Stated task
Read the material below and count the lines holding the string "的面积为". Give that count with nothing added.

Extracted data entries

========

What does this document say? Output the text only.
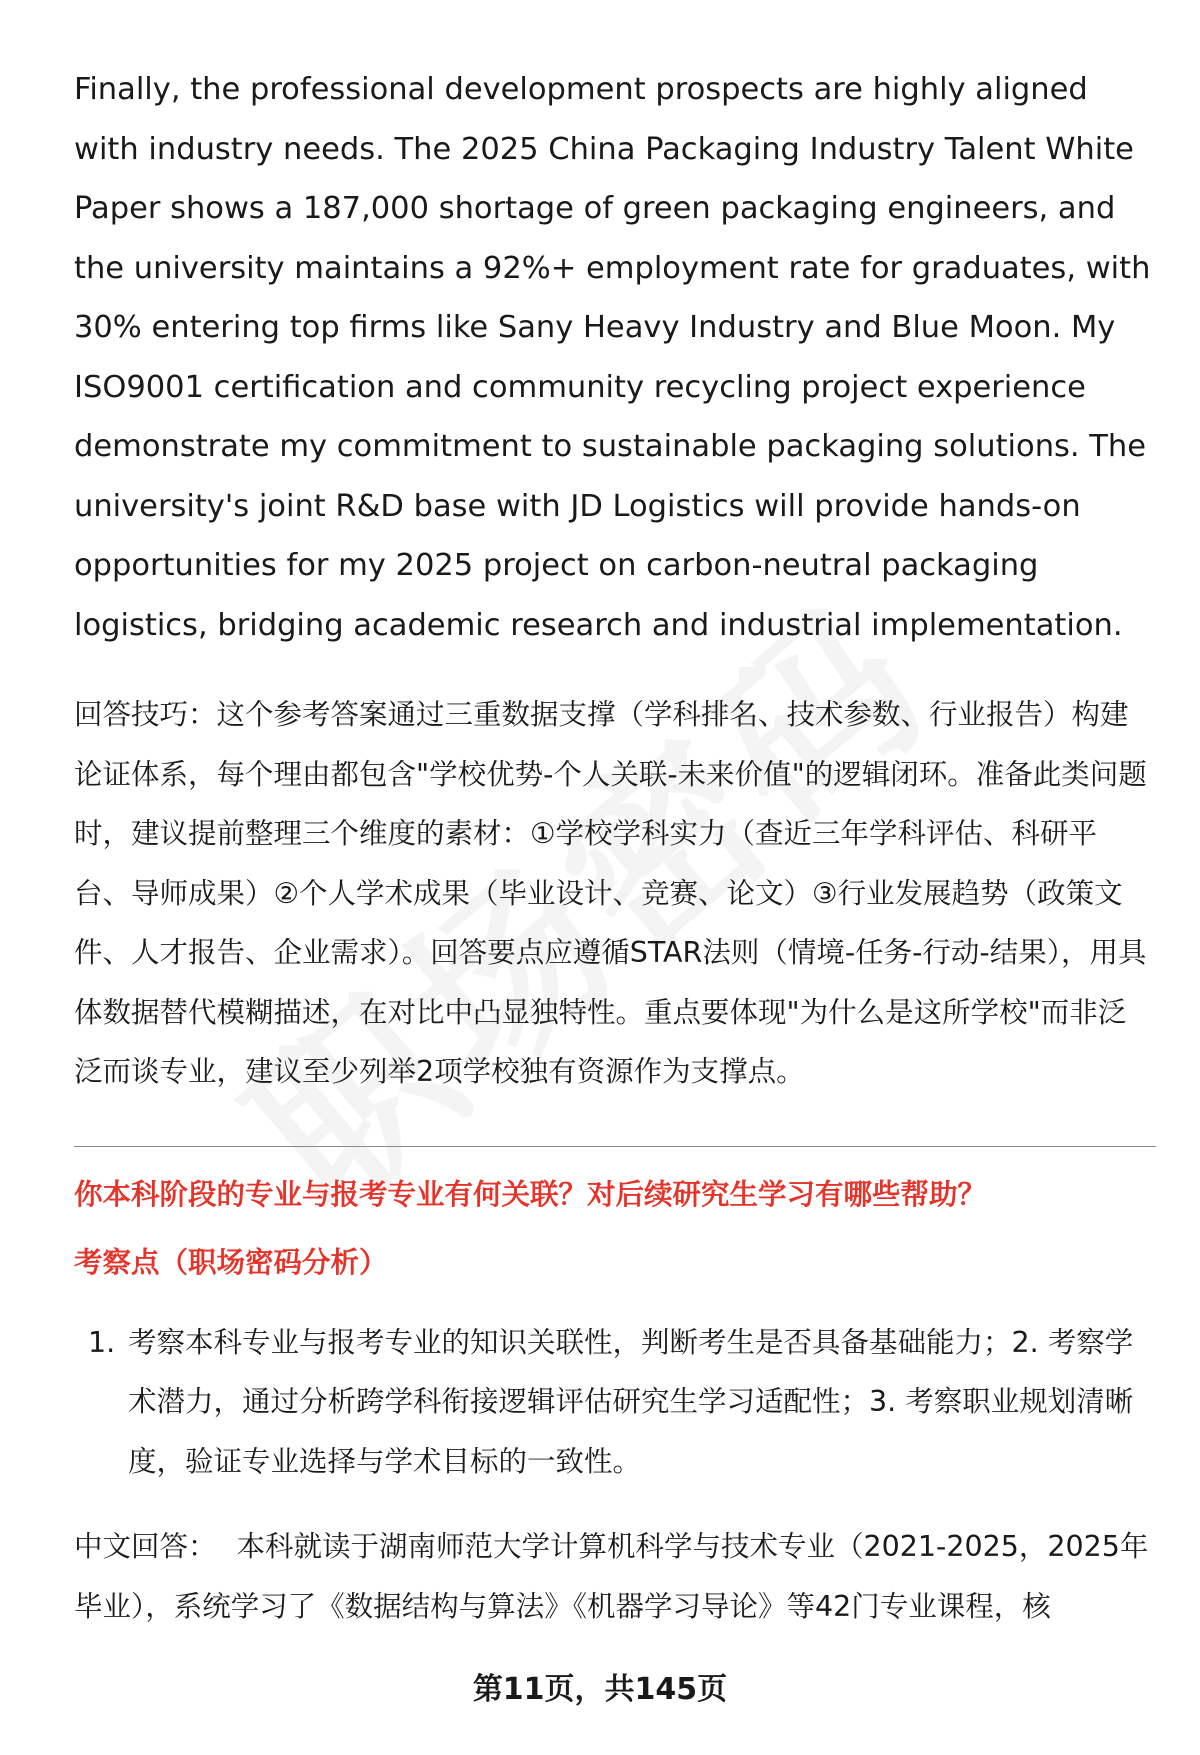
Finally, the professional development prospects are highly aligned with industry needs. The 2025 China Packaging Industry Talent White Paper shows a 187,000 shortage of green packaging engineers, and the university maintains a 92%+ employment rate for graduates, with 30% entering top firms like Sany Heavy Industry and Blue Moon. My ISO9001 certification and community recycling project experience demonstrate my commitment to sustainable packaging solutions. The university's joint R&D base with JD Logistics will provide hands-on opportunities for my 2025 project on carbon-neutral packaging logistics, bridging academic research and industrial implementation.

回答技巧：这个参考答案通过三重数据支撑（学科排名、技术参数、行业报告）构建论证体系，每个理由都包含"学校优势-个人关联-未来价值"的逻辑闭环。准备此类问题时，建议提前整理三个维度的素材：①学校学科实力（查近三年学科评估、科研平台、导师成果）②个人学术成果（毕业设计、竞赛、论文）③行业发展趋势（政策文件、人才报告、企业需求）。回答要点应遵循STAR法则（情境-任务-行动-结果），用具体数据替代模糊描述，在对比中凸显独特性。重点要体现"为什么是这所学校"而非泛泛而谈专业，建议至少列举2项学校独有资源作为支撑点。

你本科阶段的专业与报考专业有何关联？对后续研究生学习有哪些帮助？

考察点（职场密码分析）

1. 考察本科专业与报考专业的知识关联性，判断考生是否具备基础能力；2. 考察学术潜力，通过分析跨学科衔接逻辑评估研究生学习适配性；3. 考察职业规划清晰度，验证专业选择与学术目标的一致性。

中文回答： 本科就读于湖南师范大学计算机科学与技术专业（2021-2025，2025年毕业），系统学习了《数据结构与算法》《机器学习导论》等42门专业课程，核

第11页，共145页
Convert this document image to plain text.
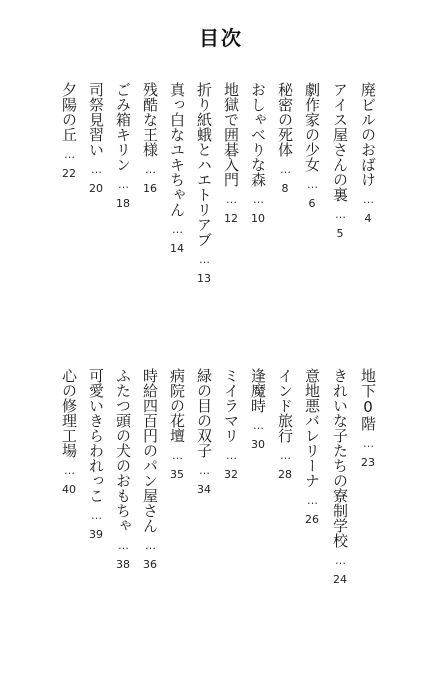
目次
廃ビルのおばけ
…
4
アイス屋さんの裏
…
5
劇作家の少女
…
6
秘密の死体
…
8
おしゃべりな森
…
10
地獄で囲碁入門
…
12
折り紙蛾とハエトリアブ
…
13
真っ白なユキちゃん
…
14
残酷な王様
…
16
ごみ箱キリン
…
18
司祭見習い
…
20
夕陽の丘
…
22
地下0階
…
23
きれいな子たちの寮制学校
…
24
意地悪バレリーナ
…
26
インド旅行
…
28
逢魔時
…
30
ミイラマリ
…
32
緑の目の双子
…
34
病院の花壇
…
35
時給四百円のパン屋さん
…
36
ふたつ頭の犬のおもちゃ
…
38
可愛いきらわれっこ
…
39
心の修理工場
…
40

========

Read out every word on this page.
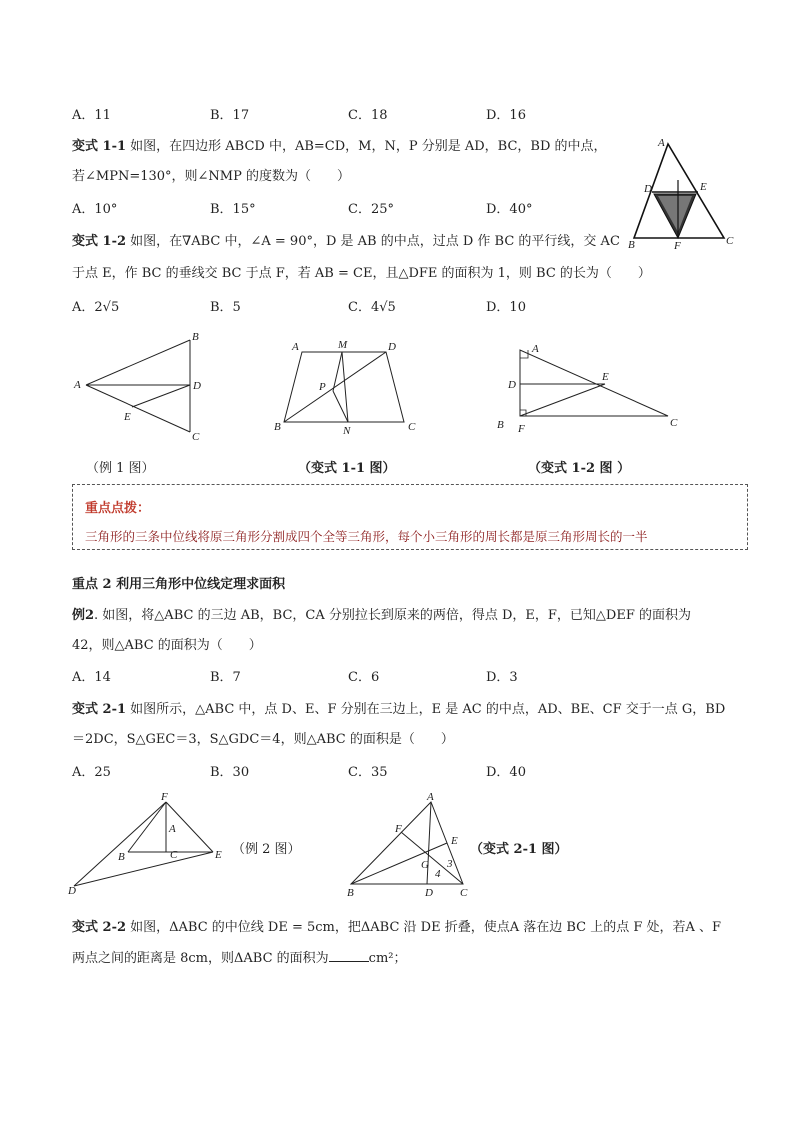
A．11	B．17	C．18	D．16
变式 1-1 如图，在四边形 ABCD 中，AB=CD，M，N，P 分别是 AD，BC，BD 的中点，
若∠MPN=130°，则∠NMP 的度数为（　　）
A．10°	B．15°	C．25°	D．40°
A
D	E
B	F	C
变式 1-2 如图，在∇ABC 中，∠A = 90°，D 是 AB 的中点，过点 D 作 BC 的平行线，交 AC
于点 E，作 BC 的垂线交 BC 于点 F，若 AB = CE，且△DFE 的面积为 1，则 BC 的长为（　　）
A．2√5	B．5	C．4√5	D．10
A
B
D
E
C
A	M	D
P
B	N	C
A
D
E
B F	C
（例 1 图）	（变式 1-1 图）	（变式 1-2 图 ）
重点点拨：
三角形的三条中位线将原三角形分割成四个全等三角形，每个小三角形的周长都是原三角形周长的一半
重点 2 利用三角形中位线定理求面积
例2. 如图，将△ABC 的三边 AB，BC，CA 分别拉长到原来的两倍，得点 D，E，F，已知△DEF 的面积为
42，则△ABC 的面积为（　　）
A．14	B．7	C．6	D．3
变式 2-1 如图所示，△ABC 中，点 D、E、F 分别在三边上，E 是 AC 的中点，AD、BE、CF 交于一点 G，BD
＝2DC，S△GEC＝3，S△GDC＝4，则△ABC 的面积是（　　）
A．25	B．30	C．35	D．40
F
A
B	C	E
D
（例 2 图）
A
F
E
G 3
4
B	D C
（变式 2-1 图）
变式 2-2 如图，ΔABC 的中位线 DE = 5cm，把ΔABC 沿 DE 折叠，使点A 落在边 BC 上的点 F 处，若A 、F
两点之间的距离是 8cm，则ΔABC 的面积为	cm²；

========

Exercise result
4